*What is being asked*. Quote each record exactly, please, leaving none out.

*Data entries*.
════════════════
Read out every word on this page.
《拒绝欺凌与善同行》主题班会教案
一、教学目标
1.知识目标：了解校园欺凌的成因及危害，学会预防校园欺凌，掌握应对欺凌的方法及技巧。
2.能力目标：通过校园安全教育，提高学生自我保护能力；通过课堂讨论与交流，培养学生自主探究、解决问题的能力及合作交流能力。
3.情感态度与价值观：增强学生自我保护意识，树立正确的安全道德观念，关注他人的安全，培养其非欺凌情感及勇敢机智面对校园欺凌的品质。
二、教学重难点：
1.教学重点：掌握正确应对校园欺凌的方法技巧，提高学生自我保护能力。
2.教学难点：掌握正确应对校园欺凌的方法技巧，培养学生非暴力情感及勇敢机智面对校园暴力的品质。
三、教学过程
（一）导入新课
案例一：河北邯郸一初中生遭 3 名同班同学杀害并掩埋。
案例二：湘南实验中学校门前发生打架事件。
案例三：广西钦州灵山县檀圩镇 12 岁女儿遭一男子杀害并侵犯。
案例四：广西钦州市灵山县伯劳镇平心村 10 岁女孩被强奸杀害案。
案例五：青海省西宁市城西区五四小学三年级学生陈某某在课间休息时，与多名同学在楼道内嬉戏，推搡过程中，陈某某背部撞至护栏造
════════════════
*Output of the exercise*.
Read out every word on this page.
《拒绝欺凌与善同行》主题班会教案
一、教学目标
1.知识目标：了解校园欺凌的成因及危害，学会预防校园欺凌，掌握应对欺凌的方法及技巧。
2.能力目标：通过校园安全教育，提高学生自我保护能力；通过课堂讨论与交流，培养学生自主探究、解决问题的能力及合作交流能力。
3.情感态度与价值观：增强学生自我保护意识，树立正确的安全道德观念，关注他人的安全，培养其非欺凌情感及勇敢机智面对校园欺凌的品质。
二、教学重难点：
1.教学重点：掌握正确应对校园欺凌的方法技巧，提高学生自我保护能力。
2.教学难点：掌握正确应对校园欺凌的方法技巧，培养学生非暴力情感及勇敢机智面对校园暴力的品质。
三、教学过程
（一）导入新课
案例一：河北邯郸一初中生遭 3 名同班同学杀害并掩埋。
案例二：湘南实验中学校门前发生打架事件。
案例三：广西钦州灵山县檀圩镇 12 岁女儿遭一男子杀害并侵犯。
案例四：广西钦州市灵山县伯劳镇平心村 10 岁女孩被强奸杀害案。
案例五：青海省西宁市城西区五四小学三年级学生陈某某在课间休息时，与多名同学在楼道内嬉戏，推搡过程中，陈某某背部撞至护栏造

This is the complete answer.